Collected data entries:
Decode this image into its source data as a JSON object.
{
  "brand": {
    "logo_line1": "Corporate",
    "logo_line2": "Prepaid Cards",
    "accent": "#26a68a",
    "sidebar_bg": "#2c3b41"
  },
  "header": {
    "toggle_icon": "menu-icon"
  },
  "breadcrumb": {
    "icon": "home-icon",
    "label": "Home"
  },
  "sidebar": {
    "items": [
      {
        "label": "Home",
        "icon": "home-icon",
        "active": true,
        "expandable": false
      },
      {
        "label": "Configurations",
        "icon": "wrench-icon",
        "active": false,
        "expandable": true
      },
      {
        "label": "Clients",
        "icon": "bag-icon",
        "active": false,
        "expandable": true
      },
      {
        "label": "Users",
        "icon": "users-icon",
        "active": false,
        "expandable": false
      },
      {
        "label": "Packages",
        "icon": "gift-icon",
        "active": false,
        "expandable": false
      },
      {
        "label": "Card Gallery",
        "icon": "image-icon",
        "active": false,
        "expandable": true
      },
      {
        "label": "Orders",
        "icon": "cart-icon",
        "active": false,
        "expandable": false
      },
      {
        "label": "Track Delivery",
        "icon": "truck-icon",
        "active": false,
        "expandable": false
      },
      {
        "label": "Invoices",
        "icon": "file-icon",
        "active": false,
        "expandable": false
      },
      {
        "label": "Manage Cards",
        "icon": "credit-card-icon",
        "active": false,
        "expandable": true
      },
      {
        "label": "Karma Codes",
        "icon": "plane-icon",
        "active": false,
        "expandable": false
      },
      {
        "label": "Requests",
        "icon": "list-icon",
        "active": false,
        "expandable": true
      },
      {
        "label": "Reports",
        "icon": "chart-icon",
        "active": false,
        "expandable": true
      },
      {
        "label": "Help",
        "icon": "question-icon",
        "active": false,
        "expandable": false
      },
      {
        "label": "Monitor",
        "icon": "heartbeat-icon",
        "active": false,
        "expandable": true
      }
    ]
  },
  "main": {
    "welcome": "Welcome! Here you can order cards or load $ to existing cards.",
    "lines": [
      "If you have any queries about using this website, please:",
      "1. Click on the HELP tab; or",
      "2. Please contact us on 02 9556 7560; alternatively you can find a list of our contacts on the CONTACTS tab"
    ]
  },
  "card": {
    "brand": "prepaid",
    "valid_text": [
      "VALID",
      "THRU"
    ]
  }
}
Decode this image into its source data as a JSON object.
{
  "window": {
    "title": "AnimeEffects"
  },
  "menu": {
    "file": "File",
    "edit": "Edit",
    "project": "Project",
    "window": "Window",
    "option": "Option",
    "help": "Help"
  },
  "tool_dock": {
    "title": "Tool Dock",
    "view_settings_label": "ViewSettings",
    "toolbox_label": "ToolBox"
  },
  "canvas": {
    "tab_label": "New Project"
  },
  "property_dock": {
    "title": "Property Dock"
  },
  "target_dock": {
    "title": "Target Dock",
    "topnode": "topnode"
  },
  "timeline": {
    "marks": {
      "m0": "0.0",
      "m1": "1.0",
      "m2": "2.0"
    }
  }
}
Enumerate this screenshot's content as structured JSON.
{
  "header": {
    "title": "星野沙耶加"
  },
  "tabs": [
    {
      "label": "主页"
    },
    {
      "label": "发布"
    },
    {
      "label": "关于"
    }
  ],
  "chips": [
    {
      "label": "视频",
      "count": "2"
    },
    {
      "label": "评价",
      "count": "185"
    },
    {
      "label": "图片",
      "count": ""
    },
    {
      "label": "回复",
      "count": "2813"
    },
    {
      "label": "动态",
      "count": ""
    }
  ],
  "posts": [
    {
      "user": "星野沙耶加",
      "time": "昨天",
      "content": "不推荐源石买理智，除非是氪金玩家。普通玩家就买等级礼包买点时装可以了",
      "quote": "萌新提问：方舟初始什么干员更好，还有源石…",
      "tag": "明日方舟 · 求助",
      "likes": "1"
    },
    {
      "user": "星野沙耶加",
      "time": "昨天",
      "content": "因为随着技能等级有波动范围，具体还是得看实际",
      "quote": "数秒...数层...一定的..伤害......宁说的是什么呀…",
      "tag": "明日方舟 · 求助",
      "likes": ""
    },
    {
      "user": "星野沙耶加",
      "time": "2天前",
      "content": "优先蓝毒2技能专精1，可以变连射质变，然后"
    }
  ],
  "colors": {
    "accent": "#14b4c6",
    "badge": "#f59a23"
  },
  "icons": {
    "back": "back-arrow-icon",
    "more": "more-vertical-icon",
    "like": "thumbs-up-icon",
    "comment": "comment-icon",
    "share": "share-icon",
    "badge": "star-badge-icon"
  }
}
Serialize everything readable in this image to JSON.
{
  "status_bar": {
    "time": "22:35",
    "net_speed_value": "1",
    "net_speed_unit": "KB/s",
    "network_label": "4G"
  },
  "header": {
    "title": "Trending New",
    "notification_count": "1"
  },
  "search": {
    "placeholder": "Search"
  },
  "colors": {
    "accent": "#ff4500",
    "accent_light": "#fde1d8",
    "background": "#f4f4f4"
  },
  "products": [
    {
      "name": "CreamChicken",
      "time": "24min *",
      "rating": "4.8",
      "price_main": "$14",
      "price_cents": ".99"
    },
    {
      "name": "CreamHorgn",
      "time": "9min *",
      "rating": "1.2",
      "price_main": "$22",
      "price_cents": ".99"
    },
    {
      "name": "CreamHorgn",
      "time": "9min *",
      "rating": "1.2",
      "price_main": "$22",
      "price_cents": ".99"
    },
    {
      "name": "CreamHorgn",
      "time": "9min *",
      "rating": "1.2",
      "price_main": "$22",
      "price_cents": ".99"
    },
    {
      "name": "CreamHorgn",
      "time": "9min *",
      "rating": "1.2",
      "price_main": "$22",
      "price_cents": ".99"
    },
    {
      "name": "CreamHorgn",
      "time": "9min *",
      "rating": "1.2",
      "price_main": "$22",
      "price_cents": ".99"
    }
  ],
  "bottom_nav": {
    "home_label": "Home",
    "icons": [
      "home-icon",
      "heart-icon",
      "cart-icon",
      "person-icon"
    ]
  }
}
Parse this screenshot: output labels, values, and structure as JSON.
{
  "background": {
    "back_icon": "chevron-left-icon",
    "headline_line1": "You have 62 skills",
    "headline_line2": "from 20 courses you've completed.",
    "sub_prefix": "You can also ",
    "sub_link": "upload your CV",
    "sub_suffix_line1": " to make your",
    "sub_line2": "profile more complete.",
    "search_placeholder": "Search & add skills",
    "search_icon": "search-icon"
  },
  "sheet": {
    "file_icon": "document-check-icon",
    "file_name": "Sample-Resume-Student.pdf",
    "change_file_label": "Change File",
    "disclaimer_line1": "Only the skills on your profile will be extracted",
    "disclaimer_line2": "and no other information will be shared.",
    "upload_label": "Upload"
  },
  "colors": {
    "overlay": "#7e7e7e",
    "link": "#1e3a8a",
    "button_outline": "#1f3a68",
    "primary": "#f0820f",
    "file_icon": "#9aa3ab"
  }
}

» **Stated problem**: In the entries above, find each line with the string "Project" and copy it.

» **Complete answer**:
    "project": "Project",
    "tab_label": "New Project"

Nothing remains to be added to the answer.